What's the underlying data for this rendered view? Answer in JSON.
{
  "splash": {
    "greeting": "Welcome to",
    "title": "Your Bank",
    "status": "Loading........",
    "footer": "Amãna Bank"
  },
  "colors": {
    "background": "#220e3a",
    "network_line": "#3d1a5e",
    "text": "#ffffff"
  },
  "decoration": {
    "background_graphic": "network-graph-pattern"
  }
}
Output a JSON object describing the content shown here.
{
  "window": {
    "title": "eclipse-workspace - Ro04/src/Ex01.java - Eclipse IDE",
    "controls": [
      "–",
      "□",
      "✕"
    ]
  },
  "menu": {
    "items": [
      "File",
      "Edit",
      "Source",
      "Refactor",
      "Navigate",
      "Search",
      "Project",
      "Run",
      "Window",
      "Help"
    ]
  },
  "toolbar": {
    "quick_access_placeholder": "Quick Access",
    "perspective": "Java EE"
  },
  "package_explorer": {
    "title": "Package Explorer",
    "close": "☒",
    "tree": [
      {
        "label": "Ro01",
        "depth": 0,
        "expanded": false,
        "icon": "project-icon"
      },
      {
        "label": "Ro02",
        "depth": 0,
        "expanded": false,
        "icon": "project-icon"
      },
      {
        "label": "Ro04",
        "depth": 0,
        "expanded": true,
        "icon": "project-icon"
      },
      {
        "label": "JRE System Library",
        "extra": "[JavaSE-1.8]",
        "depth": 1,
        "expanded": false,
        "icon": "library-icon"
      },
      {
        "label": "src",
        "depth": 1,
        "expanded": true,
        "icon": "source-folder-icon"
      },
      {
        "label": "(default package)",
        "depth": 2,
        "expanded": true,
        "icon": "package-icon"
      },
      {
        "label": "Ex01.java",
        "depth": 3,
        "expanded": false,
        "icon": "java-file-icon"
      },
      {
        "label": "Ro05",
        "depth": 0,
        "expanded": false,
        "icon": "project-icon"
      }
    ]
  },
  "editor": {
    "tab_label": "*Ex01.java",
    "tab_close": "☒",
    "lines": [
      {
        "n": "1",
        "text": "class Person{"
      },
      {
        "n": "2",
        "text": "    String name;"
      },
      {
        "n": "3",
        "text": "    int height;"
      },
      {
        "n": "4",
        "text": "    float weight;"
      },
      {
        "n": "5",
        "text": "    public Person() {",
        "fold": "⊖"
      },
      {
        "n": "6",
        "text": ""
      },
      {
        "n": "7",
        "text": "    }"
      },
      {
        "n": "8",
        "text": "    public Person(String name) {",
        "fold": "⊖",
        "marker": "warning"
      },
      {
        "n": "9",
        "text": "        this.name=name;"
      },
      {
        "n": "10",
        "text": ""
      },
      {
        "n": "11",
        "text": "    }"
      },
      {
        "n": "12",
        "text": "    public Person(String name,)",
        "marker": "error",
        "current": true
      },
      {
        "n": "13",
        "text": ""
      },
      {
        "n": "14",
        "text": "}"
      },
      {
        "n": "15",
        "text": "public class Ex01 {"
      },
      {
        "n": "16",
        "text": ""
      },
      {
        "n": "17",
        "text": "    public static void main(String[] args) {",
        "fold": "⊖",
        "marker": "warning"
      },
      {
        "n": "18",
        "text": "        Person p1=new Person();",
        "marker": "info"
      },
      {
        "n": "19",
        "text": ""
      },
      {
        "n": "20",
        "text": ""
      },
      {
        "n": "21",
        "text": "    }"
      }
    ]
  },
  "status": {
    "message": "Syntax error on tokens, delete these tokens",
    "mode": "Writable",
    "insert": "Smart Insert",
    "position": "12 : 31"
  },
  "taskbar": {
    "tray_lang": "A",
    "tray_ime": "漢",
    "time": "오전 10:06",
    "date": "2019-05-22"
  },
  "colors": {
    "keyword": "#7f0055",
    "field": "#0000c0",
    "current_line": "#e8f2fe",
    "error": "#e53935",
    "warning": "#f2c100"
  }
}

STATED TASK | Scan the data above; copy every line where "Person" appears.

CORRECT ANSWER |
        "text": "class Person{"
        "text": "    public Person() {",
        "text": "    public Person(String name) {",
        "text": "    public Person(String name,)",
        "text": "        Person p1=new Person();",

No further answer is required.